---------- Supplied entries ----------

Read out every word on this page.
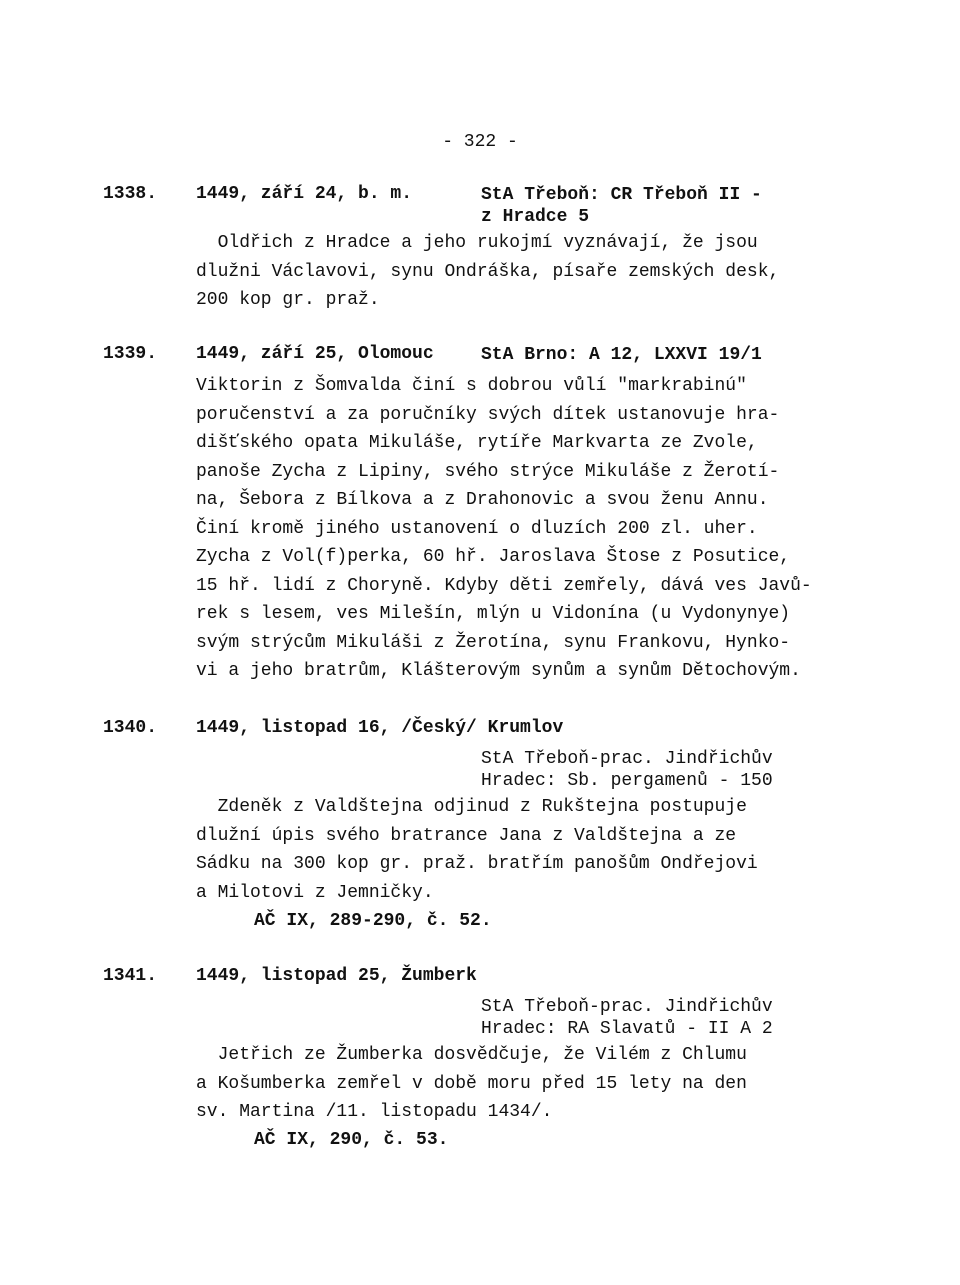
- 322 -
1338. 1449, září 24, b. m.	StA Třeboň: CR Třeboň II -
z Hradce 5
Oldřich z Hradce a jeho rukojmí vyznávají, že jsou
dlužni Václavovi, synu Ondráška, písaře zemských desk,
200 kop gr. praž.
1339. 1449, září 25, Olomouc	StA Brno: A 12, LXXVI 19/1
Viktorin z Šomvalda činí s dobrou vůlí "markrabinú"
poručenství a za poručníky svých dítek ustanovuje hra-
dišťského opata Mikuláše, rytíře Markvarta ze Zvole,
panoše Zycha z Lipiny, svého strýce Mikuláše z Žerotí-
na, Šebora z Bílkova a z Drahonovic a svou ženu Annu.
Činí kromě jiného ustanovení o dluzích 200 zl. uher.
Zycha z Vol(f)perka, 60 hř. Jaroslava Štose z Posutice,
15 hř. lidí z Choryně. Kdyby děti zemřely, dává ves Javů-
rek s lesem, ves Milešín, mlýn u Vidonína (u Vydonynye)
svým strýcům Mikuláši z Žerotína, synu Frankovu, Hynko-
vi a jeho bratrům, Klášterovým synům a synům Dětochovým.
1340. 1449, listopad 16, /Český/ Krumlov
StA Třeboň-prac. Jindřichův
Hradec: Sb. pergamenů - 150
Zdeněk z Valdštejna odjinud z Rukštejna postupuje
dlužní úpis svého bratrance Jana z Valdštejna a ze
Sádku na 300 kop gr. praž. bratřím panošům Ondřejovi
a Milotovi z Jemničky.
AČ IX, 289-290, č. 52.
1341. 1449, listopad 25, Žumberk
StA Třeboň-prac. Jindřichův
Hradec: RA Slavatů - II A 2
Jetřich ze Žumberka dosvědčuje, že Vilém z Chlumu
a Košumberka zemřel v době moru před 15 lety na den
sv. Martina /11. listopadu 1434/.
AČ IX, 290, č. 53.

----------

Exercise brief: Find the number of lines in which the word "jeho" occurs, and write nothing but that number.

Answer to the problem: 2